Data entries
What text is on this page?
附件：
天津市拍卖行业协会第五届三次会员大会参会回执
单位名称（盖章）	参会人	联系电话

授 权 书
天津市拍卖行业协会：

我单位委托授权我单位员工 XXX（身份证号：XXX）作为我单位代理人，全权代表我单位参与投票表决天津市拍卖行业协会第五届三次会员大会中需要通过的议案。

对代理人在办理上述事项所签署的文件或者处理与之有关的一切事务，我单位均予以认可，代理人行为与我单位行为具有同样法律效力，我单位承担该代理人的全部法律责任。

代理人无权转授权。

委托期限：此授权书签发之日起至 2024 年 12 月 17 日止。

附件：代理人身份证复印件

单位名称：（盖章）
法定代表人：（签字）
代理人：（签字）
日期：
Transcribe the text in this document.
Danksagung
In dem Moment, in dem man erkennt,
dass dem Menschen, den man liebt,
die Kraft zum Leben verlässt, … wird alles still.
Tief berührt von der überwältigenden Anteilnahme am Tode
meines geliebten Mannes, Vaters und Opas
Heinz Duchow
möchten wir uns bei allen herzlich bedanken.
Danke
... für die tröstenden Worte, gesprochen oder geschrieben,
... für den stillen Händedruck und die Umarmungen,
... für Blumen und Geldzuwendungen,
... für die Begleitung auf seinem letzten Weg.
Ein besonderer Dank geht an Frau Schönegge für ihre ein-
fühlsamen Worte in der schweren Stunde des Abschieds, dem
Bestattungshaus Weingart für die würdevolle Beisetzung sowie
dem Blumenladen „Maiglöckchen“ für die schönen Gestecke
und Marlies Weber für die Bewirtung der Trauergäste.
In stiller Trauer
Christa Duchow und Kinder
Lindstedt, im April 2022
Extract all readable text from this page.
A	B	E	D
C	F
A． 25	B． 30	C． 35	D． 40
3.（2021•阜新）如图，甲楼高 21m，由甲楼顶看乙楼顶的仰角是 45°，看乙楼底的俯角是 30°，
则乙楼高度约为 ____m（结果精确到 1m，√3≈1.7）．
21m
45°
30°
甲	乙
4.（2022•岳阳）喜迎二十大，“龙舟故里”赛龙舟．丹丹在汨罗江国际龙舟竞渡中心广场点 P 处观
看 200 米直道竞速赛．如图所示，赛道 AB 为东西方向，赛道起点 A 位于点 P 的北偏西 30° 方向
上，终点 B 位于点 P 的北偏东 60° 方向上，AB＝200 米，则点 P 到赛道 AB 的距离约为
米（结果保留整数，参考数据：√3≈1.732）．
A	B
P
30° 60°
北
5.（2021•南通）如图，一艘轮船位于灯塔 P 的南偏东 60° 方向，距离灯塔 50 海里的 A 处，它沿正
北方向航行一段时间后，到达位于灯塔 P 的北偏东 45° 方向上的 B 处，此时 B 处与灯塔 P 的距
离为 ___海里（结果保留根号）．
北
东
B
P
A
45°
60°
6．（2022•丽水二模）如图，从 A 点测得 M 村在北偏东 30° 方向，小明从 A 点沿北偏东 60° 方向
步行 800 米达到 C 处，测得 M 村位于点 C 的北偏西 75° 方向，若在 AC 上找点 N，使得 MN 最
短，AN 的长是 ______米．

INSTRUCTIONS FOR THE TASK ▸ Each line of the material above must be retyped precisely.

WRITTEN ANSWER ▸
What text is on this page?
附件：
天津市拍卖行业协会第五届三次会员大会参会回执
单位名称（盖章）	参会人	联系电话

授 权 书
天津市拍卖行业协会：

我单位委托授权我单位员工 XXX（身份证号：XXX）作为我单位代理人，全权代表我单位参与投票表决天津市拍卖行业协会第五届三次会员大会中需要通过的议案。

对代理人在办理上述事项所签署的文件或者处理与之有关的一切事务，我单位均予以认可，代理人行为与我单位行为具有同样法律效力，我单位承担该代理人的全部法律责任。

代理人无权转授权。

委托期限：此授权书签发之日起至 2024 年 12 月 17 日止。

附件：代理人身份证复印件

单位名称：（盖章）
法定代表人：（签字）
代理人：（签字）
日期：
Transcribe the text in this document.
Danksagung
In dem Moment, in dem man erkennt,
dass dem Menschen, den man liebt,
die Kraft zum Leben verlässt, … wird alles still.
Tief berührt von der überwältigenden Anteilnahme am Tode
meines geliebten Mannes, Vaters und Opas
Heinz Duchow
möchten wir uns bei allen herzlich bedanken.
Danke
... für die tröstenden Worte, gesprochen oder geschrieben,
... für den stillen Händedruck und die Umarmungen,
... für Blumen und Geldzuwendungen,
... für die Begleitung auf seinem letzten Weg.
Ein besonderer Dank geht an Frau Schönegge für ihre ein-
fühlsamen Worte in der schweren Stunde des Abschieds, dem
Bestattungshaus Weingart für die würdevolle Beisetzung sowie
dem Blumenladen „Maiglöckchen“ für die schönen Gestecke
und Marlies Weber für die Bewirtung der Trauergäste.
In stiller Trauer
Christa Duchow und Kinder
Lindstedt, im April 2022
Extract all readable text from this page.
A	B	E	D
C	F
A． 25	B． 30	C． 35	D． 40
3.（2021•阜新）如图，甲楼高 21m，由甲楼顶看乙楼顶的仰角是 45°，看乙楼底的俯角是 30°，
则乙楼高度约为 ____m（结果精确到 1m，√3≈1.7）．
21m
45°
30°
甲	乙
4.（2022•岳阳）喜迎二十大，“龙舟故里”赛龙舟．丹丹在汨罗江国际龙舟竞渡中心广场点 P 处观
看 200 米直道竞速赛．如图所示，赛道 AB 为东西方向，赛道起点 A 位于点 P 的北偏西 30° 方向
上，终点 B 位于点 P 的北偏东 60° 方向上，AB＝200 米，则点 P 到赛道 AB 的距离约为
米（结果保留整数，参考数据：√3≈1.732）．
A	B
P
30° 60°
北
5.（2021•南通）如图，一艘轮船位于灯塔 P 的南偏东 60° 方向，距离灯塔 50 海里的 A 处，它沿正
北方向航行一段时间后，到达位于灯塔 P 的北偏东 45° 方向上的 B 处，此时 B 处与灯塔 P 的距
离为 ___海里（结果保留根号）．
北
东
B
P
A
45°
60°
6．（2022•丽水二模）如图，从 A 点测得 M 村在北偏东 30° 方向，小明从 A 点沿北偏东 60° 方向
步行 800 米达到 C 处，测得 M 村位于点 C 的北偏西 75° 方向，若在 AC 上找点 N，使得 MN 最
短，AN 的长是 ______米．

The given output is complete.